The request:
Would it be possible to write out each entry below exactly, without the pictures?

Supplied information:
____
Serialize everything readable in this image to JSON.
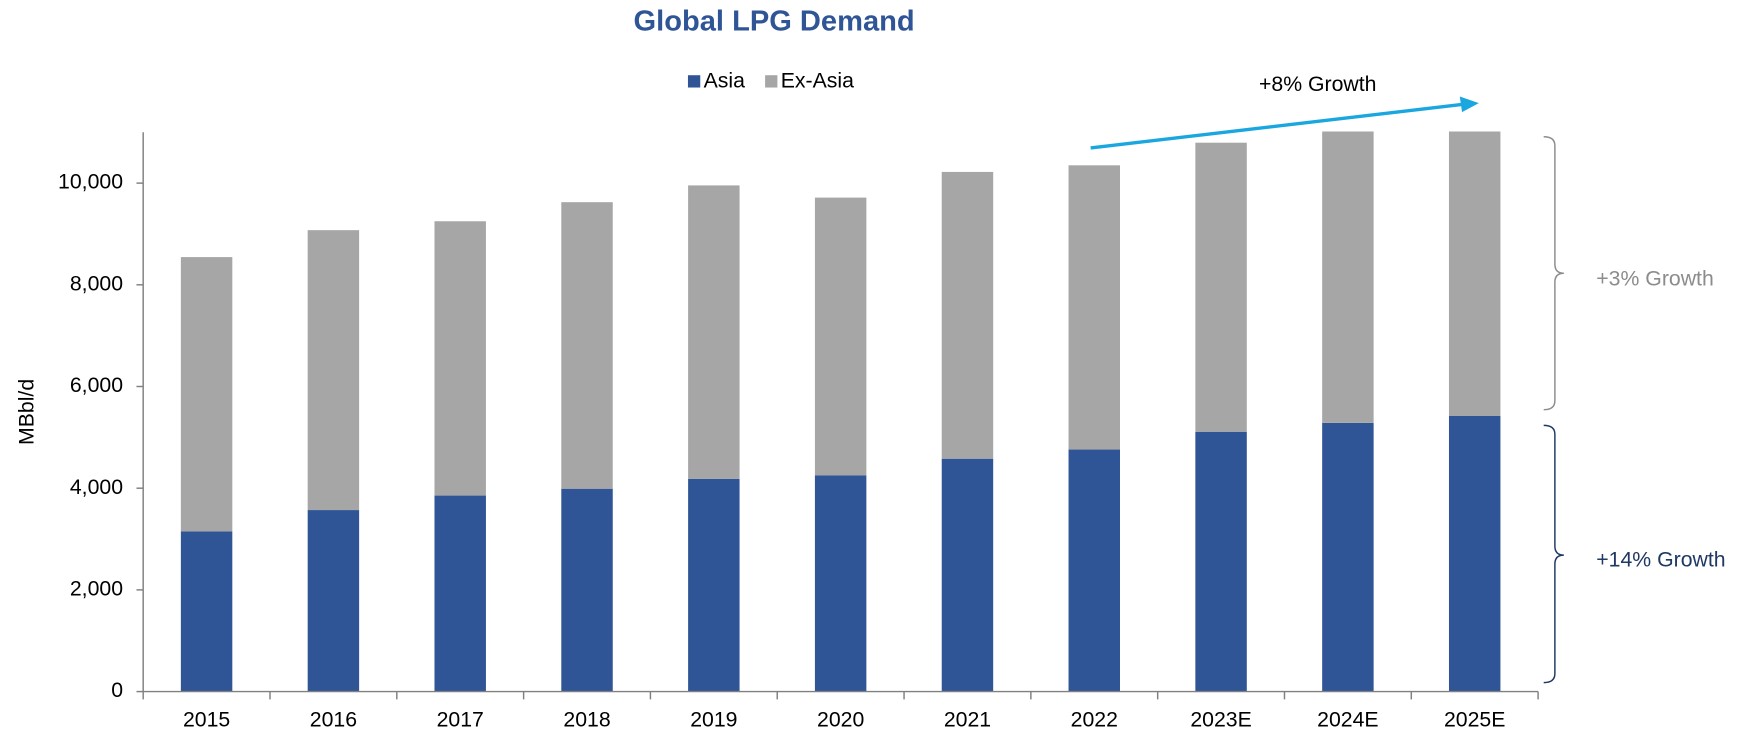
{
  "chart_data": {
    "type": "stacked_bar",
    "title": "Global LPG Demand",
    "y_label": "MBbl/d",
    "categories": [
      "2015",
      "2016",
      "2017",
      "2018",
      "2019",
      "2020",
      "2021",
      "2022",
      "2023E",
      "2024E",
      "2025E"
    ],
    "series": [
      {
        "name": "Asia",
        "color": "#2f5597",
        "values": [
          3150,
          3570,
          3855,
          3990,
          4185,
          4250,
          4580,
          4760,
          5110,
          5285,
          5420
        ]
      },
      {
        "name": "Ex-Asia",
        "color": "#a6a6a6",
        "values": [
          5395,
          5505,
          5395,
          5635,
          5770,
          5465,
          5640,
          5590,
          5685,
          5730,
          5595
        ]
      }
    ],
    "ylim": [
      0,
      11000
    ],
    "yticks": [
      0,
      {
        "value": 2000,
        "label": "2,000"
      },
      {
        "value": 4000,
        "label": "4,000"
      },
      {
        "value": 6000,
        "label": "6,000"
      },
      {
        "value": 8000,
        "label": "8,000"
      },
      {
        "value": 10000,
        "label": "10,000"
      }
    ],
    "annotations": [
      "+8% Growth",
      "+3% Growth",
      "+14% Growth"
    ]
  }
}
____
Written answer:
Serialize everything readable in this image to JSON.
{
  "chart_data": {
    "type": "stacked_bar",
    "title": "Global LPG Demand",
    "y_label": "MBbl/d",
    "categories": [
      "2015",
      "2016",
      "2017",
      "2018",
      "2019",
      "2020",
      "2021",
      "2022",
      "2023E",
      "2024E",
      "2025E"
    ],
    "series": [
      {
        "name": "Asia",
        "color": "#2f5597",
        "values": [
          3150,
          3570,
          3855,
          3990,
          4185,
          4250,
          4580,
          4760,
          5110,
          5285,
          5420
        ]
      },
      {
        "name": "Ex-Asia",
        "color": "#a6a6a6",
        "values": [
          5395,
          5505,
          5395,
          5635,
          5770,
          5465,
          5640,
          5590,
          5685,
          5730,
          5595
        ]
      }
    ],
    "ylim": [
      0,
      11000
    ],
    "yticks": [
      0,
      {
        "value": 2000,
        "label": "2,000"
      },
      {
        "value": 4000,
        "label": "4,000"
      },
      {
        "value": 6000,
        "label": "6,000"
      },
      {
        "value": 8000,
        "label": "8,000"
      },
      {
        "value": 10000,
        "label": "10,000"
      }
    ],
    "annotations": [
      "+8% Growth",
      "+3% Growth",
      "+14% Growth"
    ]
  }
}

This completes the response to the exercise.